##### STORED DATA #####
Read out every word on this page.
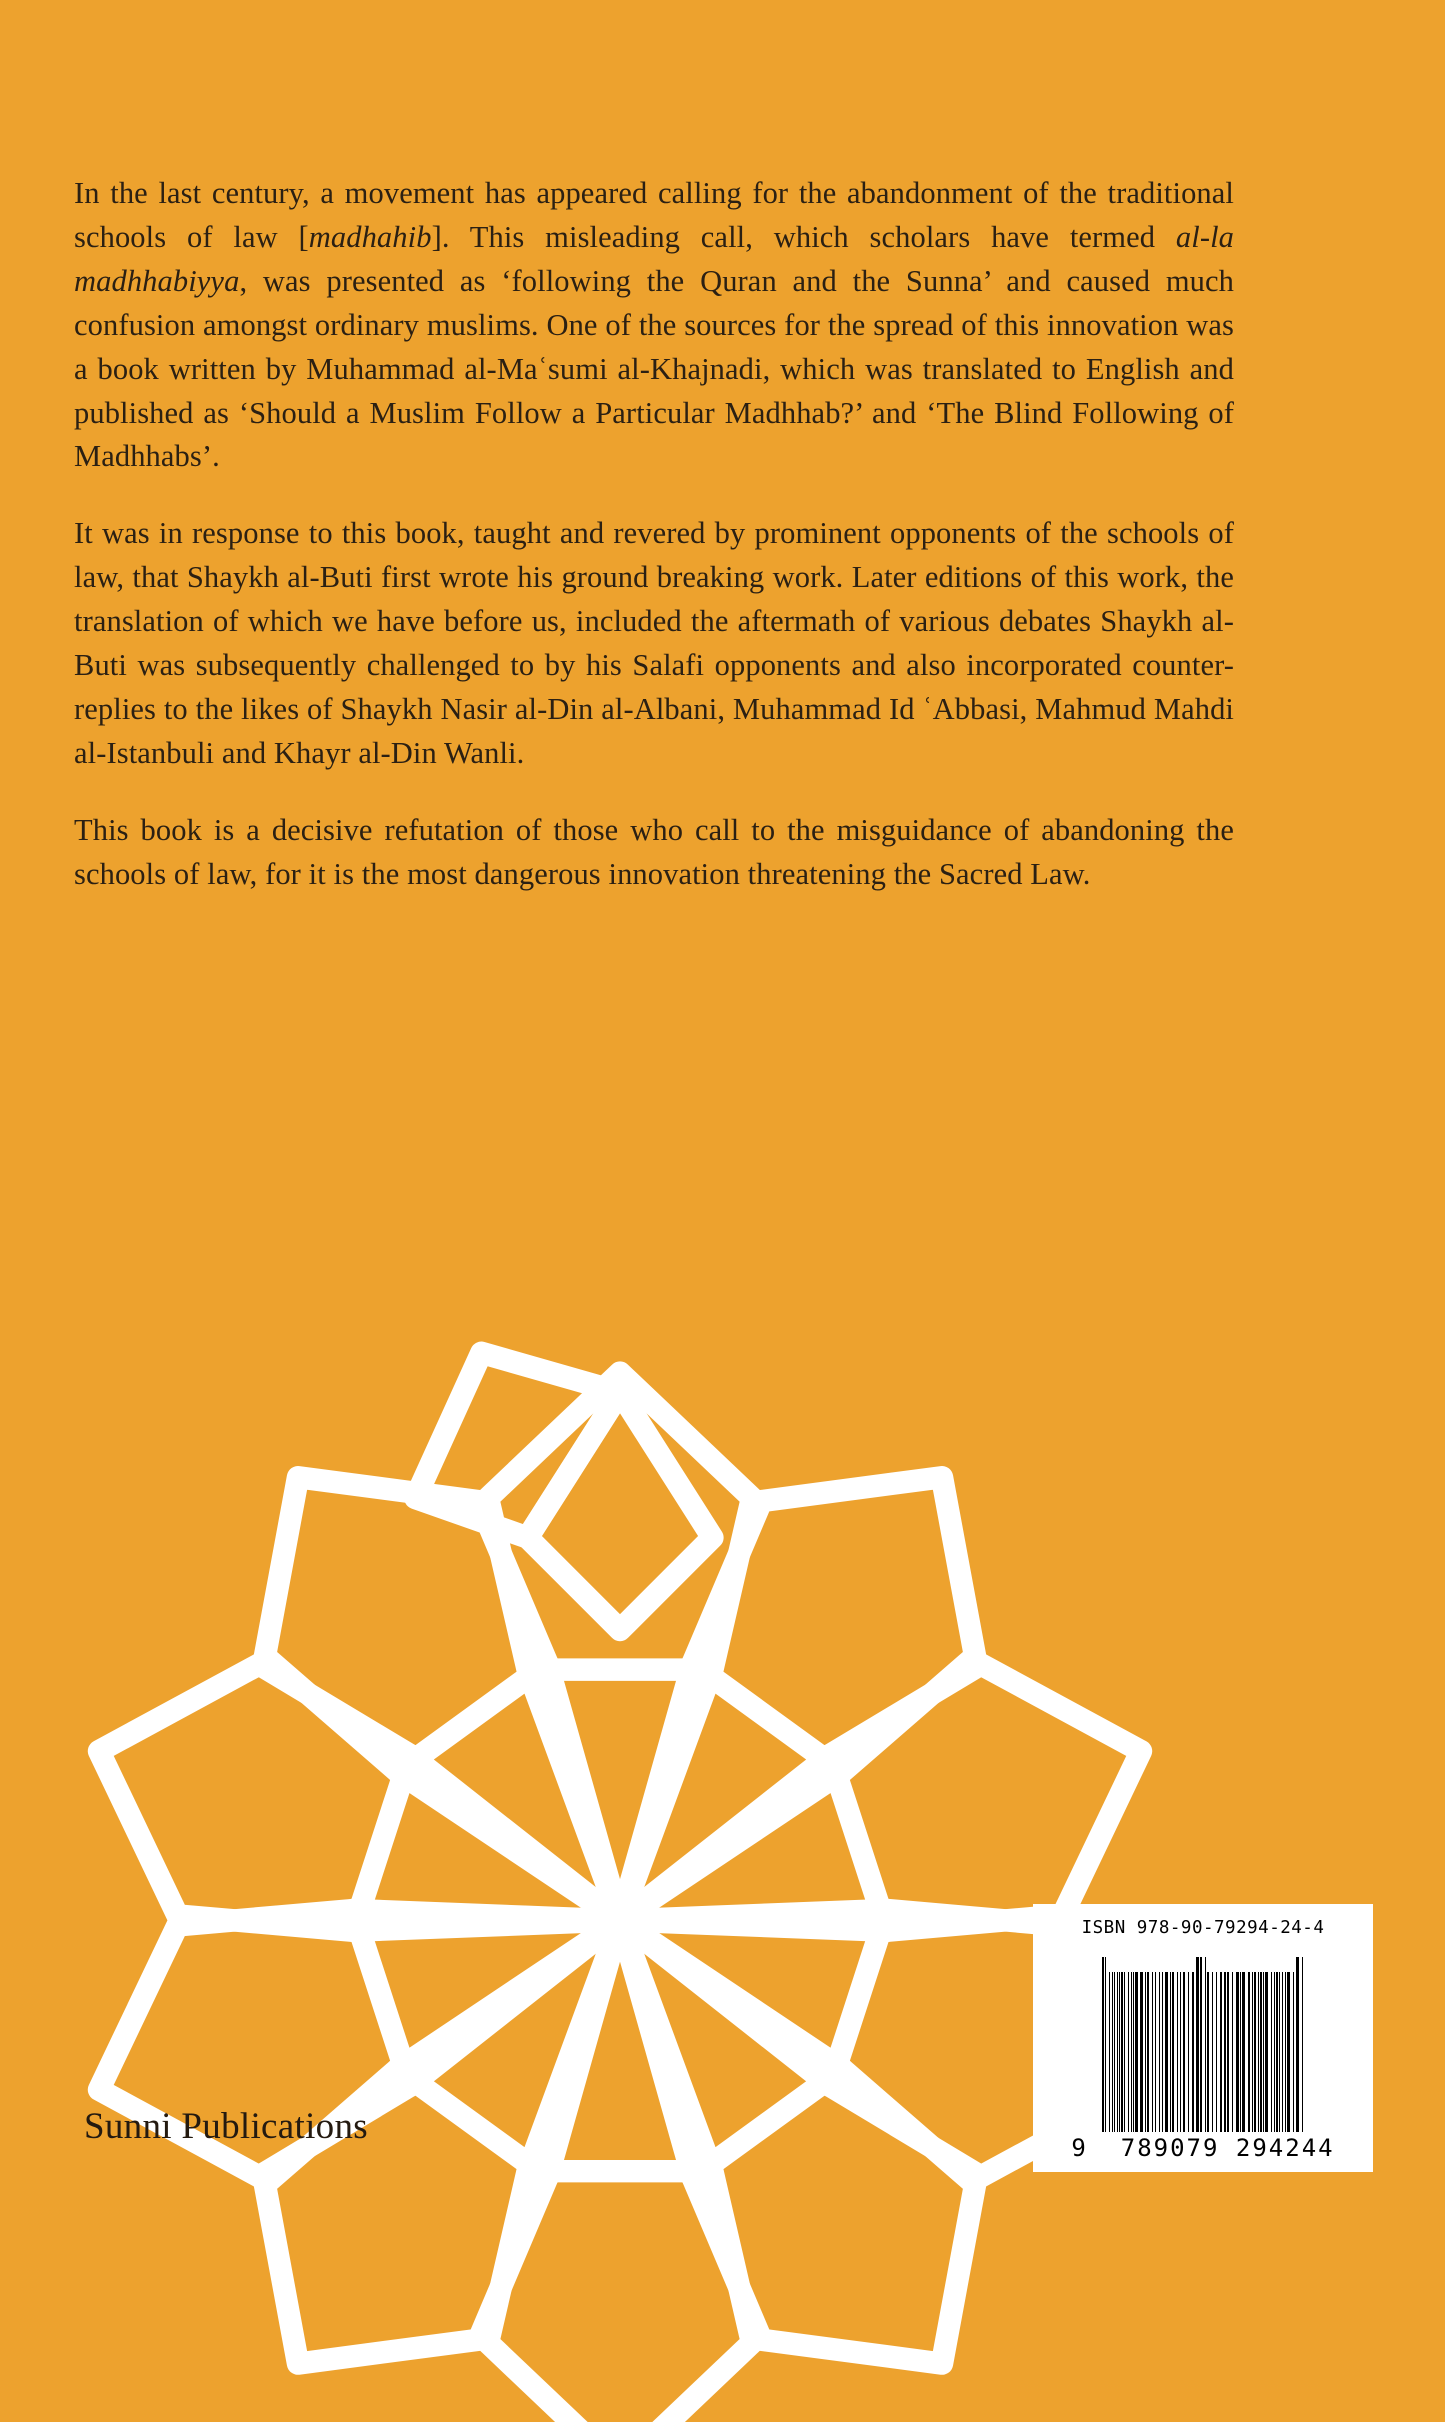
In the last century, a movement has appeared calling for the abandonment of the traditional schools of law [madhahib]. This misleading call, which scholars have termed al-la madhhabiyya, was presented as ‘following the Quran and the Sunna’ and caused much confusion amongst ordinary muslims. One of the sources for the spread of this innovation was a book written by Muhammad al-Maʿsumi al-Khajnadi, which was translated to English and published as ‘Should a Muslim Follow a Particular Madhhab?’ and ‘The Blind Following of Madhhabs’.

It was in response to this book, taught and revered by prominent opponents of the schools of law, that Shaykh al-Buti first wrote his ground breaking work. Later editions of this work, the translation of which we have before us, included the aftermath of various debates Shaykh al-Buti was subsequently challenged to by his Salafi opponents and also incorporated counter-replies to the likes of Shaykh Nasir al-Din al-Albani, Muhammad Id ʿAbbasi, Mahmud Mahdi al-Istanbuli and Khayr al-Din Wanli.

This book is a decisive refutation of those who call to the misguidance of abandoning the schools of law, for it is the most dangerous innovation threatening the Sacred Law.

Sunni Publications
ISBN 978-90-79294-24-4
9  789079 294244
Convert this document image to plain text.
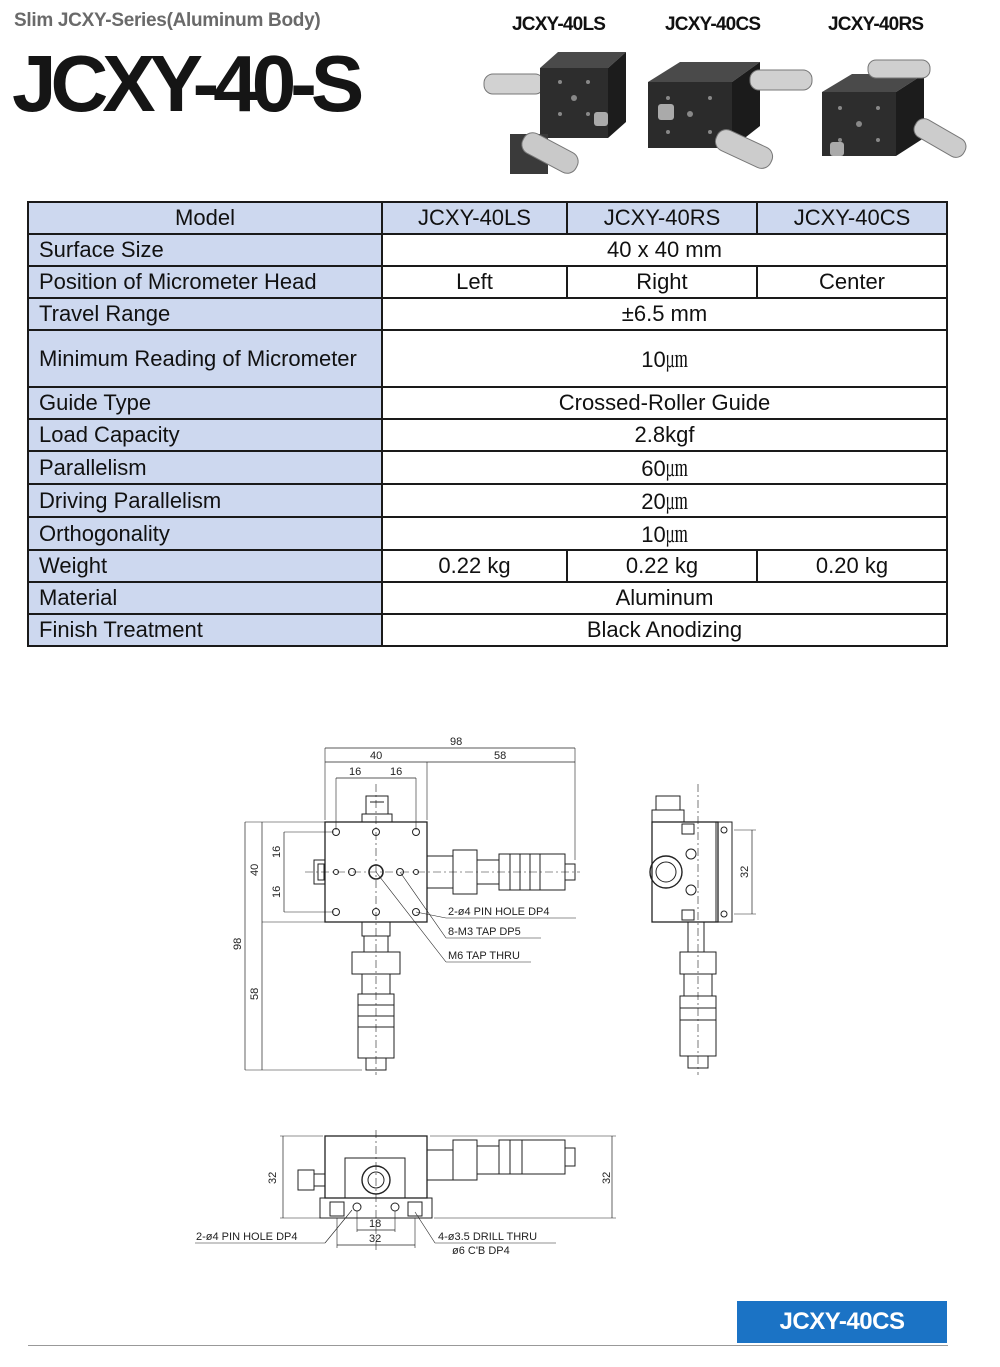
Slim JCXY-Series(Aluminum Body)
JCXY-40-S
JCXY-40LS	JCXY-40CS	JCXY-40RS
Model	JCXY-40LS	JCXY-40RS	JCXY-40CS
Surface Size	40 x 40 mm		
Position of Micrometer Head	Left	Right	Center
Travel Range	±6.5 mm		
Minimum Reading of Micrometer	10㎛		
Guide Type	Crossed-Roller Guide		
Load Capacity	2.8kgf		
Parallelism	60㎛		
Driving Parallelism	20㎛		
Orthogonality	10㎛		
Weight	0.22 kg	0.22 kg	0.20 kg
Material	Aluminum		
Finish Treatment	Black Anodizing		
98
40	58
16	16
40
16
16
98
58
2-ø4 PIN HOLE DP4
8-M3 TAP DP5
M6 TAP THRU
32
32	32
18
32
2-ø4 PIN HOLE DP4	4-ø3.5 DRILL THRU
ø6 C'B DP4
JCXY-40CS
#####
* WHAT YOU WILL DO *
Return each line of the data, keeping its wording exact and omitting pictures.

* RESULT *
Read out every word on this page.
In the last century, a movement has appeared calling for the abandonment of the traditional schools of law [madhahib]. This misleading call, which scholars have termed al-la madhhabiyya, was presented as ‘following the Quran and the Sunna’ and caused much confusion amongst ordinary muslims. One of the sources for the spread of this innovation was a book written by Muhammad al-Maʿsumi al-Khajnadi, which was translated to English and published as ‘Should a Muslim Follow a Particular Madhhab?’ and ‘The Blind Following of Madhhabs’.

It was in response to this book, taught and revered by prominent opponents of the schools of law, that Shaykh al-Buti first wrote his ground breaking work. Later editions of this work, the translation of which we have before us, included the aftermath of various debates Shaykh al-Buti was subsequently challenged to by his Salafi opponents and also incorporated counter-replies to the likes of Shaykh Nasir al-Din al-Albani, Muhammad Id ʿAbbasi, Mahmud Mahdi al-Istanbuli and Khayr al-Din Wanli.

This book is a decisive refutation of those who call to the misguidance of abandoning the schools of law, for it is the most dangerous innovation threatening the Sacred Law.

Sunni Publications
ISBN 978-90-79294-24-4
9  789079 294244
Convert this document image to plain text.
Slim JCXY-Series(Aluminum Body)
JCXY-40-S
JCXY-40LS	JCXY-40CS	JCXY-40RS
Model	JCXY-40LS	JCXY-40RS	JCXY-40CS
Surface Size	40 x 40 mm		
Position of Micrometer Head	Left	Right	Center
Travel Range	±6.5 mm		
Minimum Reading of Micrometer	10㎛		
Guide Type	Crossed-Roller Guide		
Load Capacity	2.8kgf		
Parallelism	60㎛		
Driving Parallelism	20㎛		
Orthogonality	10㎛		
Weight	0.22 kg	0.22 kg	0.20 kg
Material	Aluminum		
Finish Treatment	Black Anodizing		
98
40	58
16	16
40
16
16
98
58
2-ø4 PIN HOLE DP4
8-M3 TAP DP5
M6 TAP THRU
32
32	32
18
32
2-ø4 PIN HOLE DP4	4-ø3.5 DRILL THRU
ø6 C'B DP4
JCXY-40CS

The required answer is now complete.